## [Aim of the task]
Copy out each line containing "image" from the entries below.

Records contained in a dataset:
——————

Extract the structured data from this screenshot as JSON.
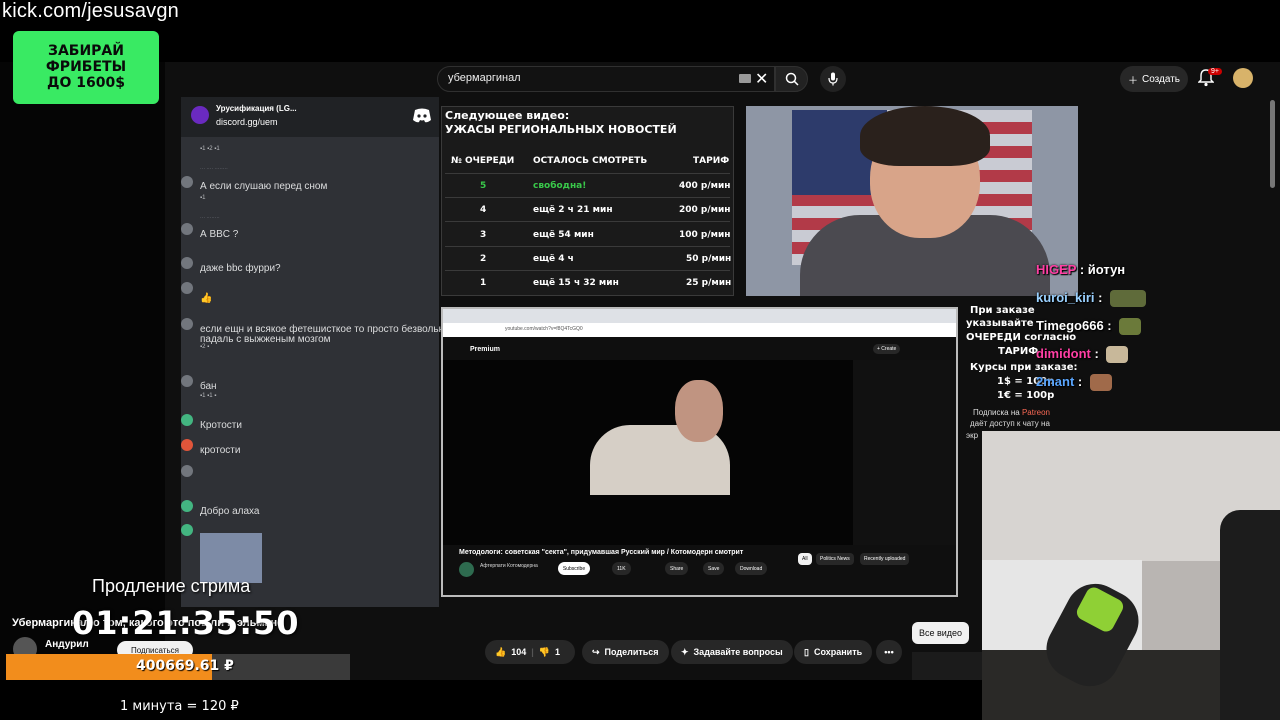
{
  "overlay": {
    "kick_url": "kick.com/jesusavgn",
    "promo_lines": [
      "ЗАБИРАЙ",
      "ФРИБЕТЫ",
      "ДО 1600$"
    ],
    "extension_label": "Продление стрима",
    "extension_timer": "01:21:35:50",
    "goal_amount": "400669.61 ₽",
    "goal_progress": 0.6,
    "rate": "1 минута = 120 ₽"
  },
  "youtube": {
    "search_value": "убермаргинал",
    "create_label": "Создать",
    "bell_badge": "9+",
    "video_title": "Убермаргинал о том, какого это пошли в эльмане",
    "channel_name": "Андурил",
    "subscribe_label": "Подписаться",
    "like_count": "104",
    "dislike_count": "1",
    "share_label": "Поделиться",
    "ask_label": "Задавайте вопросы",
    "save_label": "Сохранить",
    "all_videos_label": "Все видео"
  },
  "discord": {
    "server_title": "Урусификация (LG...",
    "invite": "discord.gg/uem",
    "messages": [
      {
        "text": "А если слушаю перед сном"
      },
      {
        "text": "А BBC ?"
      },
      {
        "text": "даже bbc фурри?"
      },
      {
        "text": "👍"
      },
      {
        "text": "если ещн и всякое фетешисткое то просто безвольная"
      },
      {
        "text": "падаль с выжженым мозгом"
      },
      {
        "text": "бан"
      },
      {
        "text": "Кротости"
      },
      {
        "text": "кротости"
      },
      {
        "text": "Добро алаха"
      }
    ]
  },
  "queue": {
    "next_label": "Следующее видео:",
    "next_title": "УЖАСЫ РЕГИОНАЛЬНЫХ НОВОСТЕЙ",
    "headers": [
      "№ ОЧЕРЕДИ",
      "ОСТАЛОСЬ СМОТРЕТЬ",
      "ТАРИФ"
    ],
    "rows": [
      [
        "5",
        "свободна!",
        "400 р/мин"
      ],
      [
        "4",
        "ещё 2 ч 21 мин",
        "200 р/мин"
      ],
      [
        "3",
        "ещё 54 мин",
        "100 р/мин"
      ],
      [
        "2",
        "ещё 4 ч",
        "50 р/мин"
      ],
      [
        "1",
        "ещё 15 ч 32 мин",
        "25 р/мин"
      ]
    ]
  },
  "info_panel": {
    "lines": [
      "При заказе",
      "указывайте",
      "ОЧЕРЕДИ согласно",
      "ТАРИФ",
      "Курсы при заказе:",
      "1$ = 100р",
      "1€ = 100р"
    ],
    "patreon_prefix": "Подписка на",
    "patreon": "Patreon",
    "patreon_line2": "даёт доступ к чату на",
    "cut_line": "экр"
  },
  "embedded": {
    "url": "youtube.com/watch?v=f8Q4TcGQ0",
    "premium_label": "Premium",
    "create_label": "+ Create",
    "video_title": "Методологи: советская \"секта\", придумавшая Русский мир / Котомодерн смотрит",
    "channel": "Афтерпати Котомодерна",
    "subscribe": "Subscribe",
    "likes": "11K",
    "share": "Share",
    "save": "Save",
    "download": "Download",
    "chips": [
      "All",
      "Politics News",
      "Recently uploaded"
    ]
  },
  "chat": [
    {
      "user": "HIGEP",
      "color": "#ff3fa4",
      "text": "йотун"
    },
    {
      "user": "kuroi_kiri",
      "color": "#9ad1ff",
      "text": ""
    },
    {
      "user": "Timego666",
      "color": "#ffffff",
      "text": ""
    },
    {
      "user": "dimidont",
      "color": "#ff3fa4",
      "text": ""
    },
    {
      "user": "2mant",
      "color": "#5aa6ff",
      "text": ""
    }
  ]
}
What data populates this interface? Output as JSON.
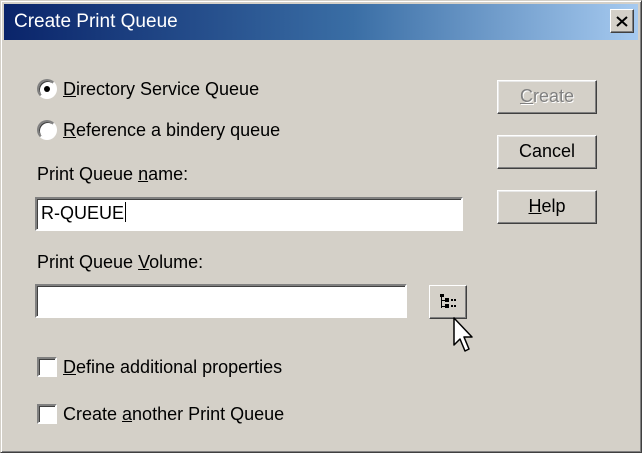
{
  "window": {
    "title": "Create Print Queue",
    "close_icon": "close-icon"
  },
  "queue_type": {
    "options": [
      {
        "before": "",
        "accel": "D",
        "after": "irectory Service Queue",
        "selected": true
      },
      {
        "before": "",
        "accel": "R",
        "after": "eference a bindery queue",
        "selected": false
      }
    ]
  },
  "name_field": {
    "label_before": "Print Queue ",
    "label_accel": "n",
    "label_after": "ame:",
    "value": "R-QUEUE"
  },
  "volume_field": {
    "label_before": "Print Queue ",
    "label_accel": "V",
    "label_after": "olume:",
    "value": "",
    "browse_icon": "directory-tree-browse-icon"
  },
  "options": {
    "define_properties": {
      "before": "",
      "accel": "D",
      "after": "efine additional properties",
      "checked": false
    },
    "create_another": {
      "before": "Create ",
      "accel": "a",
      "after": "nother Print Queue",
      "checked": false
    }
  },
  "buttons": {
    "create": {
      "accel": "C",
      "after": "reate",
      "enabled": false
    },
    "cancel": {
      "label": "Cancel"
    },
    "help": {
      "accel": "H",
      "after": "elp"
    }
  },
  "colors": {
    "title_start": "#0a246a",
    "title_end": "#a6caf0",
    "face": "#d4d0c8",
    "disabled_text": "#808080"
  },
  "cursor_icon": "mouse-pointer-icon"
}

——————

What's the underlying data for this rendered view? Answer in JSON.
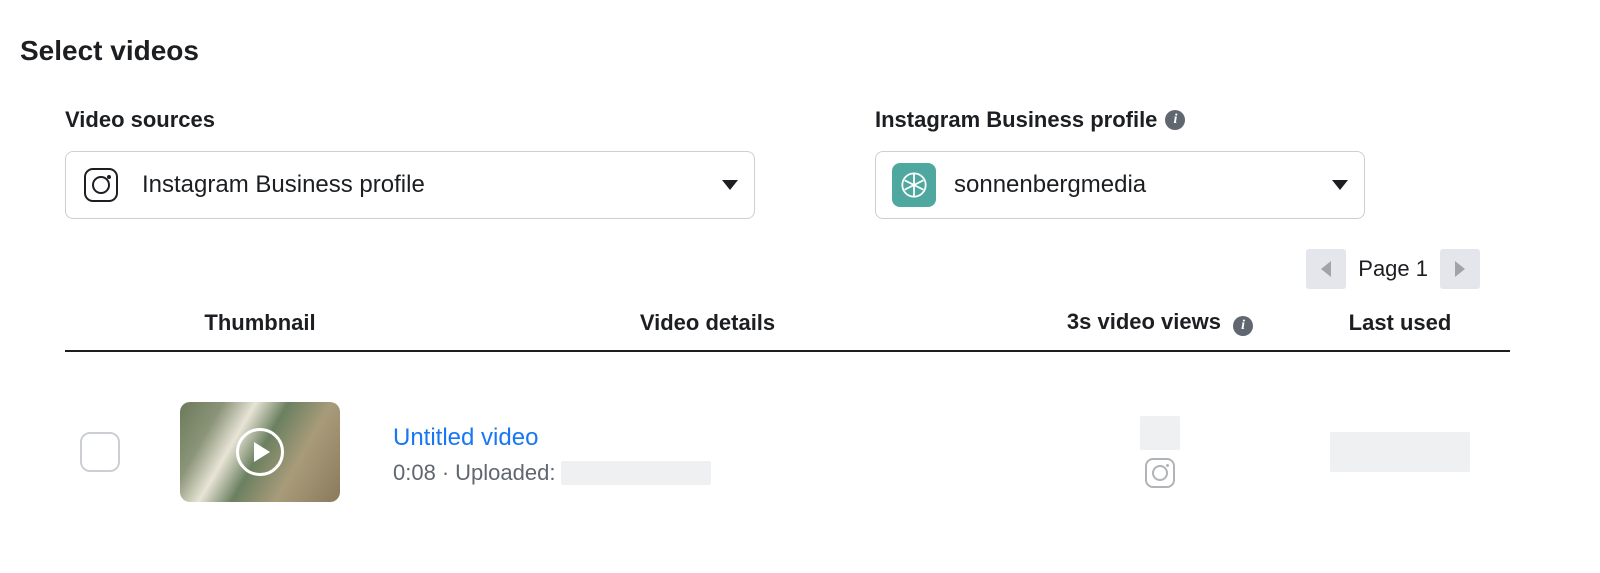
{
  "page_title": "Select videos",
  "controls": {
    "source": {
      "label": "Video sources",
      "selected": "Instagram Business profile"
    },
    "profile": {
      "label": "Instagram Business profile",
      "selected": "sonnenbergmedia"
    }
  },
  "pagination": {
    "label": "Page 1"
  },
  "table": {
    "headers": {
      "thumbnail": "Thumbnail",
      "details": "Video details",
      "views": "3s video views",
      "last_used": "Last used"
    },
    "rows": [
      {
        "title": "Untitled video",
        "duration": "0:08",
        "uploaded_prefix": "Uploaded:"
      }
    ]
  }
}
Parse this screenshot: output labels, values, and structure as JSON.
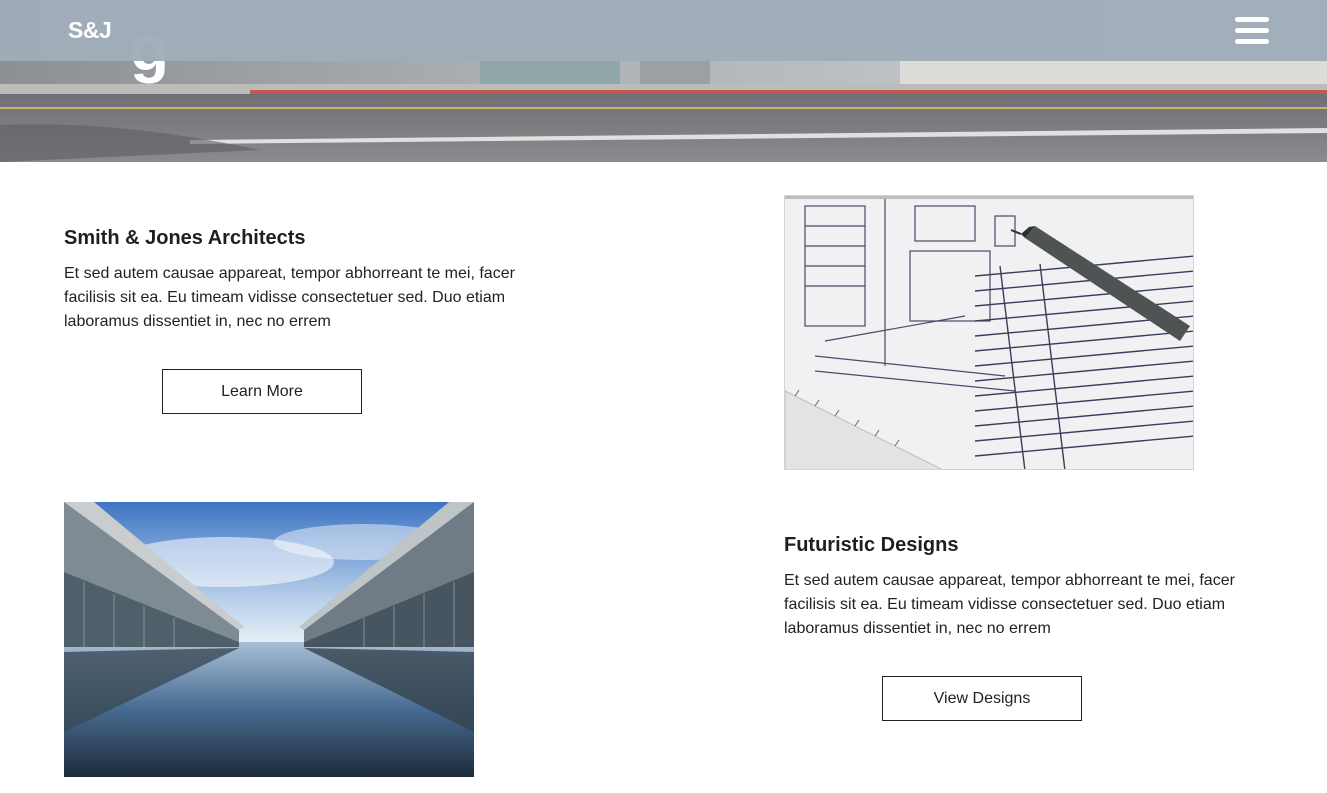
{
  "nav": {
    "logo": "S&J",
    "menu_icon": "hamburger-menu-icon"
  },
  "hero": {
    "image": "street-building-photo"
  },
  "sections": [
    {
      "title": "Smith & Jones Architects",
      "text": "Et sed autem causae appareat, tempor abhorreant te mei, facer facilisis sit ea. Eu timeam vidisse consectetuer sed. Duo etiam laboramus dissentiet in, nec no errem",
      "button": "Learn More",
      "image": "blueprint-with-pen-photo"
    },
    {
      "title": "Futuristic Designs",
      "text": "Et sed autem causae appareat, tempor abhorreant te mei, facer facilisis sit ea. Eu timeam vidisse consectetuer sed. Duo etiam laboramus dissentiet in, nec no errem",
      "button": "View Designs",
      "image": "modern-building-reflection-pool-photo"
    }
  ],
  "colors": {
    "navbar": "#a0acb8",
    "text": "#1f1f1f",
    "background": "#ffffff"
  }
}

——————

## [Result of this exercise]
    "image": "street-building-photo"
      "image": "blueprint-with-pen-photo"
      "image": "modern-building-reflection-pool-photo"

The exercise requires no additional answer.